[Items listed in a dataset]
━━━━━━━━━━━━━━━━━━━━━━━━━━━━━━
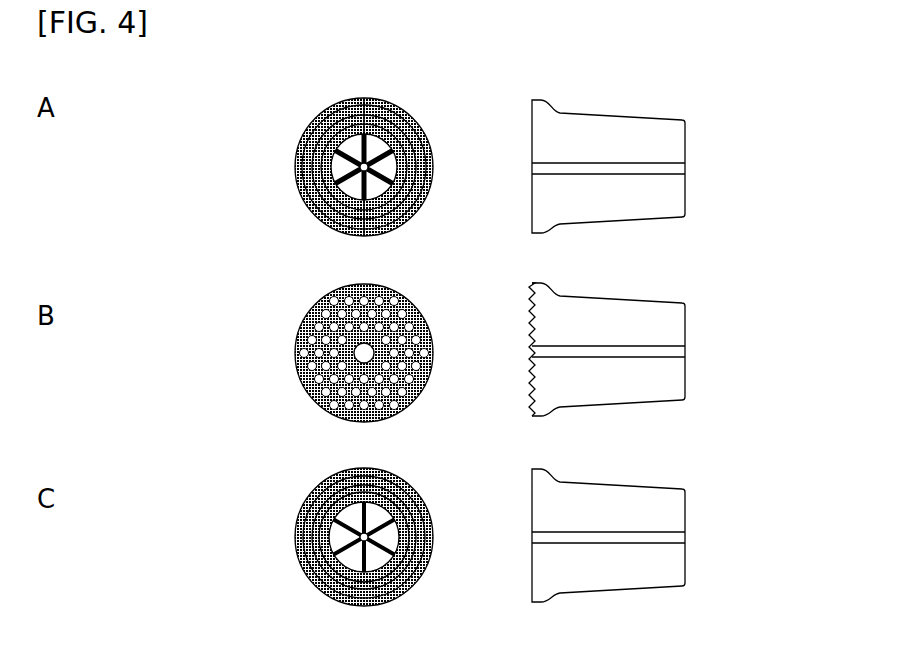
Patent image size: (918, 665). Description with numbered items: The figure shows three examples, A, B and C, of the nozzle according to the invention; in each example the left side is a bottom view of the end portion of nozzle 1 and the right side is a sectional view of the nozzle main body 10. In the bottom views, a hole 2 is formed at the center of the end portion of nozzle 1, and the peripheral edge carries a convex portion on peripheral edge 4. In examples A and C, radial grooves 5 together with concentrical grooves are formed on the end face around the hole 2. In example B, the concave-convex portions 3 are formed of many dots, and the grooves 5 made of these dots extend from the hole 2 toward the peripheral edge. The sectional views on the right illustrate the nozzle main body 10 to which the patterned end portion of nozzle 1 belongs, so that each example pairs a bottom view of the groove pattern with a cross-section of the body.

The end portion of nozzle 1 is at (268, 167).
The hole 2 is at (358, 165).
The concave-convex portion 3 is at (398, 150).
The convex portion on peripheral edge 4 is at (403, 222).
The groove 5 is at (358, 187).
The nozzle main body 10 is at (618, 109).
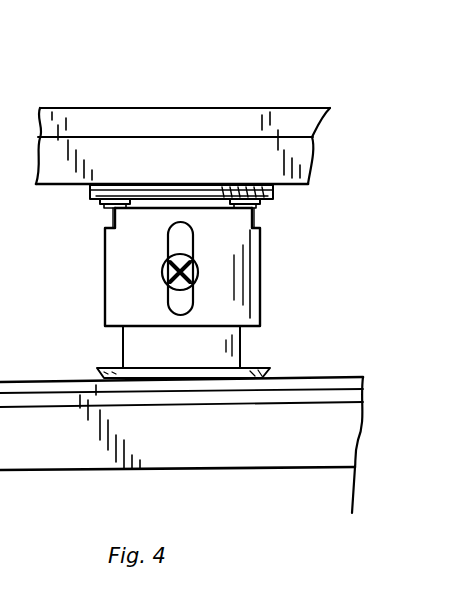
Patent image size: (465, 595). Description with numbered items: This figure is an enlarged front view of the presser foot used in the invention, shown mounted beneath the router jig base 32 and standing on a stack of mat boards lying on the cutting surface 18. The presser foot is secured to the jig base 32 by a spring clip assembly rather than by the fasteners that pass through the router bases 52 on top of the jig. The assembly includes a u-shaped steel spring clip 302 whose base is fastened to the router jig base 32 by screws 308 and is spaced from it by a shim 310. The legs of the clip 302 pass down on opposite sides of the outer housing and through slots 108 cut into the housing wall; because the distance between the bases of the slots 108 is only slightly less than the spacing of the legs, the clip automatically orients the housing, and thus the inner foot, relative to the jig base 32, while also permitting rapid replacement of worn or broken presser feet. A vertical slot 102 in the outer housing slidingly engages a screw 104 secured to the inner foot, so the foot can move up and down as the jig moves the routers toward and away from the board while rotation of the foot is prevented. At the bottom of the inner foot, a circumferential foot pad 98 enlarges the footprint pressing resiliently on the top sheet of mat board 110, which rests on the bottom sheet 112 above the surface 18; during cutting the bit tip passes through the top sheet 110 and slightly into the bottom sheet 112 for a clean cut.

The router base 52 is at (293, 118).
The router jig base 32 is at (298, 163).
The u-shaped steel spring clip 302 is at (180, 190).
The shim 310 is at (130, 190).
The screws 308 is at (111, 192).
The foot pad 98 is at (256, 368).
The slots 108 is at (110, 213).
The vertical slot 102 is at (187, 237).
The screw 104 is at (200, 270).
The base 18 is at (195, 448).
The top sheet of mat board 110 is at (58, 384).
The bottom sheet of mat board 112 is at (330, 393).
━━━━━━━━━━━━━━━━━━━━━━━━━━━━━━
GIVEN EXERCISE = Report how many lines of the items above contain the word "spring". Give only the number.

THE COMPLETED TASK = 2